• _ВЫБРАННЫЙ ОТРЫВОК_:
┌────────

Я, конечно, знаю музыкальную грамоту, но не умею ни на одном музыкальном инструменте играть. Условия семейные были такие, что максимум, что отец мог позволить, — это купить мне аккордеон. Я был таким маленьким, что физически это было невыносимо и как-то унизительно для меня, потому что еще раз подчеркивало мою малость по росту. И, конечно, я еще был с ногой больной, а этот инструмент — большой, красивый немецкий аккордеон… Как-то это было неудачно все. Конечно, я всегда мечтал научиться играть на фортепиано, и сейчас периодически возвращаюсь к этому, и понимаю, что время упущено. В обучении на инструменте есть элемент колоссальной эволюции, и я боюсь, что неспособен на это, на такую эволюцию. Потому что я настолько глубоко врос в какую-то жизненную борьбу и настолько тяжело бывает… Но я все время почему-то к этому возвращаюсь. И есть у меня какое-то ощущение несоответствия, потому что когда ты так много музыки слышал, так много знаешь, садиться начинать учить с нуля… Я боюсь слишком глубоко нырнуть в «анатомию». Боюсь, что получится как у врачей: когда ты врач, ты знаешь в организме все органы, а нужно чувствовать единое целое. Я могу позволить себе роскошь воспринимать музыку как единое целое, как произведение, с точки зрения ее эмоциональной драматургии, с точки зрения ее сущности, сущности художественной.
Да, да, я об этом. А может, это просто оправдание моей лености и того, что я отдаю свое жизненное время другому. Может, мне надо плюнуть на все эти градостроительные дела, которыми я сейчас занят, и заняться вот этим? У меня часто возникает страх, когда работаю с музыкой, потому что я недостаточно глубоко, недостаточно систематически, недостаточно профессионально музыку знаю.
Эту поразительную тему я услышал на пластинке Рождественского. Я очень люблю этого дирижера, авторитет его был огромный — и профессиональный, и человеческий… Я отслеживал каждую его новую запись. Его пластинки всегда были событием. И вот однажды вышла пластинка-«гигант», и там такая «солянка», то есть много произведений разных авторов. И в том числе вот это сочинение Нуссио. До этого его никто не исполнял, мы его совсем не знали. И оно мне показалось пронзительным. Я в то время как раз задумывал картину «Одинокий голос человека» по Платонову, и мне нужна была основная тема душевной боли одинокого человека. И ничего рядом с этим я не мог найти… Ни у Глинки, которого я очень люблю, ни у Бетховена, у которого есть вещи очень тонкие… Но вот такой целой истории, целого рассказа, который есть в этом произведении, ни у кого нет в столь небольшой форме. Произведение в фильме звучит от начала до конца. Я был влюблен в эту музыку и всегда ждал, когда смотрел картину, момента, когда она впервые возникнет. И я обратил внимание, что если я как автор жду этого, — значит, найдено правильное решение. В данном случае это всегда так. И меня абсолютно не интересовало историческое несоответствие, абсолютно не интересовало то, что там есть несоответствие культур (условно говоря, славянской и европейской страны), и сам характер звучания и состав, с помощью которого эта музыка исполняется, сложный и совсем не рабоче-крестьянский, не советский… Но в «Одиноком голосе человека» вообще полная свобода, я решил, что не буду ни на что оборачиваться, буду делать то, что считаю нужным… Нуссио для меня был знаком моей жизни и судьбы моей, потому что у картины была ужасно тяжелая судьба, и всегда, когда у меня возникает вот это пронзительное чувство, когда я жду помощи и хочу ее оказать сам себе, потому что никто больше не может, я стараюсь ставить эту тему.

└────────

• _СВЕДЕНИЯ_:
┌────────

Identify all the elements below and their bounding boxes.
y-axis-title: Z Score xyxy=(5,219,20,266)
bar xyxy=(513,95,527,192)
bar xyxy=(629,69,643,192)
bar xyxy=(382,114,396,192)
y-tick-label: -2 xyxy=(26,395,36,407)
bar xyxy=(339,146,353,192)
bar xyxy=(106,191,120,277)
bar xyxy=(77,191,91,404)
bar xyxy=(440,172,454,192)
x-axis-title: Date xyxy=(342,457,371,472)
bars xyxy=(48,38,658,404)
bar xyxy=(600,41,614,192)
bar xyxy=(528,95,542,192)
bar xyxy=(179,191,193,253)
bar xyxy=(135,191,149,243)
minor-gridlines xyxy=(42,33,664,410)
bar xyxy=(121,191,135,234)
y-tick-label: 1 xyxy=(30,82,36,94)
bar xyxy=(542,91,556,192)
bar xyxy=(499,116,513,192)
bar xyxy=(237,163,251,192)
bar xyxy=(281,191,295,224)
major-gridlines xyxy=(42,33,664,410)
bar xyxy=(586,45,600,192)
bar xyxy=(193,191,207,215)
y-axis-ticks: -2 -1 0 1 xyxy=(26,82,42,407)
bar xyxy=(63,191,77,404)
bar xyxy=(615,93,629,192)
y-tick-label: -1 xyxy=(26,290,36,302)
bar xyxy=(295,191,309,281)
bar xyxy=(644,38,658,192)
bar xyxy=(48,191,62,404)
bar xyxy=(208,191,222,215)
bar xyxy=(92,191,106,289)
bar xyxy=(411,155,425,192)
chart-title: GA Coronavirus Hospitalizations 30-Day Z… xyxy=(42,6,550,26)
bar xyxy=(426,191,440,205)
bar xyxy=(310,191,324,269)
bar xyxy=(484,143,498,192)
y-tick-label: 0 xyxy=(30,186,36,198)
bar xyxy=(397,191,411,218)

└────────

• _ЗАДАНИЕ_:
Выпишите из отрывка всё от слов «Да, да, я об» до слов «профессионально музыку знаю.» включительно. Опирайтесь только на отрывок.

• _ВАШ ОТВЕТ_:
Да, да, я об этом. А может, это просто оправдание моей лености и того, что я отдаю свое жизненное время другому. Может, мне надо плюнуть на все эти градостроительные дела, которыми я сейчас занят, и заняться вот этим? У меня часто возникает страх, когда работаю с музыкой, потому что я недостаточно глубоко, недостаточно систематически, недостаточно профессионально музыку знаю.